> **WHAT NEEDS TO BE DONE**: Reproduce all lines of the listing below in which the word "component" occurs.

-- Begin INPUT MATERIAL --

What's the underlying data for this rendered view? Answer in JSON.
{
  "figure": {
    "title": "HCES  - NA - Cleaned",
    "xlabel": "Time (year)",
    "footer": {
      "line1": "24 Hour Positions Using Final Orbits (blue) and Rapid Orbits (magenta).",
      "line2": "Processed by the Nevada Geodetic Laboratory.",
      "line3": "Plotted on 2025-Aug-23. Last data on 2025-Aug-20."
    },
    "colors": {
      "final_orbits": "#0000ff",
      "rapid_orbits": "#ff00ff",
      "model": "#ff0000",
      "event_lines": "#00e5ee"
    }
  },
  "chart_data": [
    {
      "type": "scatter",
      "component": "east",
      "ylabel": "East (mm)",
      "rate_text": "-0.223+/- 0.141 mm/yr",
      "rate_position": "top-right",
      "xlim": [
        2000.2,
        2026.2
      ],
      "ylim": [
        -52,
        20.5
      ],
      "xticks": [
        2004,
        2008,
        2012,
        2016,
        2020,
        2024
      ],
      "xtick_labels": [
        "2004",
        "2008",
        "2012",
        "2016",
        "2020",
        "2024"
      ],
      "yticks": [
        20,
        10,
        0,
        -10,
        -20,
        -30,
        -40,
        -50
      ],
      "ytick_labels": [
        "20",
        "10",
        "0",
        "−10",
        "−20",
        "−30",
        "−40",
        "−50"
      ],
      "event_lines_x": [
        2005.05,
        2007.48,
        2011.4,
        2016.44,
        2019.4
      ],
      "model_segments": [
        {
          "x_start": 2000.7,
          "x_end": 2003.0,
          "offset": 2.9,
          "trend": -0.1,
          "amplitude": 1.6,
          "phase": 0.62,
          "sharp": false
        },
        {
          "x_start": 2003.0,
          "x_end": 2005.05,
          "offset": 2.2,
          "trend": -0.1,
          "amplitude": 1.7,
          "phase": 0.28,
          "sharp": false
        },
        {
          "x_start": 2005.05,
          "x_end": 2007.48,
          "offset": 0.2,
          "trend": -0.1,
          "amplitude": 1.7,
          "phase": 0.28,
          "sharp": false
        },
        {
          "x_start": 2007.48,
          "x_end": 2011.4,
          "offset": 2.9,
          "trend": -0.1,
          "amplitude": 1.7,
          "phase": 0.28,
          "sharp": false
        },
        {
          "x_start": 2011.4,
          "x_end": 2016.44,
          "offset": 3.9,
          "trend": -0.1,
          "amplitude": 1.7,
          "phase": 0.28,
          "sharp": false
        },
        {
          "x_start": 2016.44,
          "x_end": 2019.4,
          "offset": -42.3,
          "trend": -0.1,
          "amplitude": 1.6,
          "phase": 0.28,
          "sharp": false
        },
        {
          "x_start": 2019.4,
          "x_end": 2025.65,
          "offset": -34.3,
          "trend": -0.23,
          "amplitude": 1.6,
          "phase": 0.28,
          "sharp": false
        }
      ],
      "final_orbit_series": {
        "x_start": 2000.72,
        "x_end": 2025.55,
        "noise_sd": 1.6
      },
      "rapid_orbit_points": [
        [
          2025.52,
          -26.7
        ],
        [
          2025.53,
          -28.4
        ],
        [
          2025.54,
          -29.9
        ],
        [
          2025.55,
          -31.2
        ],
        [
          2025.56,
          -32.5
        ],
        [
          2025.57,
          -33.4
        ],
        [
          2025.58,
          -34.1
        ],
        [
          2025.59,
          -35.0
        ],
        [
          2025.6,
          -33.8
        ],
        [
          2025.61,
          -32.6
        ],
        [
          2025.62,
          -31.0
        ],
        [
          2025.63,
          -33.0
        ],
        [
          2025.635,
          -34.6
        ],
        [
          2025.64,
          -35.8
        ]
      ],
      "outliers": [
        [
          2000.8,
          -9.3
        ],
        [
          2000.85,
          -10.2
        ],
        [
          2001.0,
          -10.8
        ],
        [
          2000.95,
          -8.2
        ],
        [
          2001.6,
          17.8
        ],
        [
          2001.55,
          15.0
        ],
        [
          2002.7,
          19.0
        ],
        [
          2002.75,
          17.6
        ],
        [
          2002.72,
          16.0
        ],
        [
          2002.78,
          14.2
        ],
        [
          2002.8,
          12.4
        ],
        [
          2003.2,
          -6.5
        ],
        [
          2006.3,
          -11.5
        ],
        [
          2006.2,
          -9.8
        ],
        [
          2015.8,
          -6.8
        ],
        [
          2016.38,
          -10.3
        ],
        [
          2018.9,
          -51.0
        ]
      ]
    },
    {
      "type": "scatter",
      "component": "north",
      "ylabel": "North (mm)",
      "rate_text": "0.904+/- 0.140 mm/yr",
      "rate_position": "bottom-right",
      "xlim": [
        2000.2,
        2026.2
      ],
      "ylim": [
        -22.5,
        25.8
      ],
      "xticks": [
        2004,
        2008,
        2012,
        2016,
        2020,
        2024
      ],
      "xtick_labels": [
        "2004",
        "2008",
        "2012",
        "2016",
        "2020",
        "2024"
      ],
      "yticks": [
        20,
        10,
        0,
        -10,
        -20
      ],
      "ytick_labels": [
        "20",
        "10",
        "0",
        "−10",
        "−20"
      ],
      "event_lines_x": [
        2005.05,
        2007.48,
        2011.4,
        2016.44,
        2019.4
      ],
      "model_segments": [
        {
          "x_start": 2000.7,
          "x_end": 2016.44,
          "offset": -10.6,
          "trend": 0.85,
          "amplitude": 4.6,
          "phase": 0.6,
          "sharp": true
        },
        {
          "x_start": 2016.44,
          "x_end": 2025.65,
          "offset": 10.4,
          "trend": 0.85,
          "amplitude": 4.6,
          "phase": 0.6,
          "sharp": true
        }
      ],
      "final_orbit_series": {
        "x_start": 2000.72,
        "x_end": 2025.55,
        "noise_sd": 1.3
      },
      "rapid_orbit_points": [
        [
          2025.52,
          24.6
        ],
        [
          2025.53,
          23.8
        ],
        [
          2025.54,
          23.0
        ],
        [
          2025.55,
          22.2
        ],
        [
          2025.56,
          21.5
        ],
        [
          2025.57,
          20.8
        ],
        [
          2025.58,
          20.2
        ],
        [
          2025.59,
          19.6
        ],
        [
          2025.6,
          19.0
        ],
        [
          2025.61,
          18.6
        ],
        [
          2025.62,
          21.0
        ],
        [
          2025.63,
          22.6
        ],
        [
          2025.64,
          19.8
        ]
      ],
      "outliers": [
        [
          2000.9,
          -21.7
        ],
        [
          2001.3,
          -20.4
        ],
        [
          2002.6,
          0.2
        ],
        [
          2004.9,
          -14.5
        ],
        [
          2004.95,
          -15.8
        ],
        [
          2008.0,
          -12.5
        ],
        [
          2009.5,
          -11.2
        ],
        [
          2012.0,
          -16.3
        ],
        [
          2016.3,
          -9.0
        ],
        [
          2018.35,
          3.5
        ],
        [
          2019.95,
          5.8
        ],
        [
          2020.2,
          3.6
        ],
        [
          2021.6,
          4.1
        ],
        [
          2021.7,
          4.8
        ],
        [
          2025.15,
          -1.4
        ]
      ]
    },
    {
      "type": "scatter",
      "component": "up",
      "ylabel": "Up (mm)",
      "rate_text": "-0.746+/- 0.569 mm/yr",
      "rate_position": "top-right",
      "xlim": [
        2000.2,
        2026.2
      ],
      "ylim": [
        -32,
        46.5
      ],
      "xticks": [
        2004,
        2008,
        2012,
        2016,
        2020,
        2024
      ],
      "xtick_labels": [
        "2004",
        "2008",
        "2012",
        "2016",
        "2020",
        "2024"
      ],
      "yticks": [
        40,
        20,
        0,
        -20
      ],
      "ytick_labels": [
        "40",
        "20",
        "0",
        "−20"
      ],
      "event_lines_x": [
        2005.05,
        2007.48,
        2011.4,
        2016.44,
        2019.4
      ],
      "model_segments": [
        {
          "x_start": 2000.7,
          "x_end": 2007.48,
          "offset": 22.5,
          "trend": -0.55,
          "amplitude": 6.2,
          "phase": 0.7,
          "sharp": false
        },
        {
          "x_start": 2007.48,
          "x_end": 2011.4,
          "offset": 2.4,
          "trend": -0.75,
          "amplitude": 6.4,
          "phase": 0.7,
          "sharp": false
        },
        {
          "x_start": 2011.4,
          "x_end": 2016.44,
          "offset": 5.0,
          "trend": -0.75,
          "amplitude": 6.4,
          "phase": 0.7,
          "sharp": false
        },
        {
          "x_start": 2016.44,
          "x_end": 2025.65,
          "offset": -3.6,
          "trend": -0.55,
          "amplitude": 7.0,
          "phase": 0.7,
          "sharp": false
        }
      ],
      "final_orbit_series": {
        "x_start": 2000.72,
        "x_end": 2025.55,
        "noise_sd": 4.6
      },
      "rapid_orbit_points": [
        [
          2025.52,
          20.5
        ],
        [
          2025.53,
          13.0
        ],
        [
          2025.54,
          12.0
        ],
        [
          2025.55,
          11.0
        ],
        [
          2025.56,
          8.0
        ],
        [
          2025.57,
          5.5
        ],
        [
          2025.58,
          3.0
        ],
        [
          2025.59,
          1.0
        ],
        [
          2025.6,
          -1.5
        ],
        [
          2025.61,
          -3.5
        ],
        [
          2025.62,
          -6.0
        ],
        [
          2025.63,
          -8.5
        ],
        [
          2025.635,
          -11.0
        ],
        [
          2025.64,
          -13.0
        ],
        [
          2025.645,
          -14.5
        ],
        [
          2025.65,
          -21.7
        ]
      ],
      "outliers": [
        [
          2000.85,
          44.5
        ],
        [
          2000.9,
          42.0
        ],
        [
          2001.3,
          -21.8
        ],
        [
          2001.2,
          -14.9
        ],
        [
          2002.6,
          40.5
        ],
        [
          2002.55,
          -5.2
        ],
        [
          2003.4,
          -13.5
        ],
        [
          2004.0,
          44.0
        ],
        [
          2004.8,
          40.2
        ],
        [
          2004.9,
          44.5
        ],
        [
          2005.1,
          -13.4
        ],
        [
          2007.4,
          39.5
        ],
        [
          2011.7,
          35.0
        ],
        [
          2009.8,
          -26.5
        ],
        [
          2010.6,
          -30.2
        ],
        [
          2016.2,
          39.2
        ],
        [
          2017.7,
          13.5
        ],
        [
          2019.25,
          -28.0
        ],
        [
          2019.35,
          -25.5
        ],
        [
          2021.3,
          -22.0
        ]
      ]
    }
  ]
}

-- End INPUT MATERIAL --

> **EXERCISE RESULT**:
      "component": "east",
      "component": "north",
      "component": "up",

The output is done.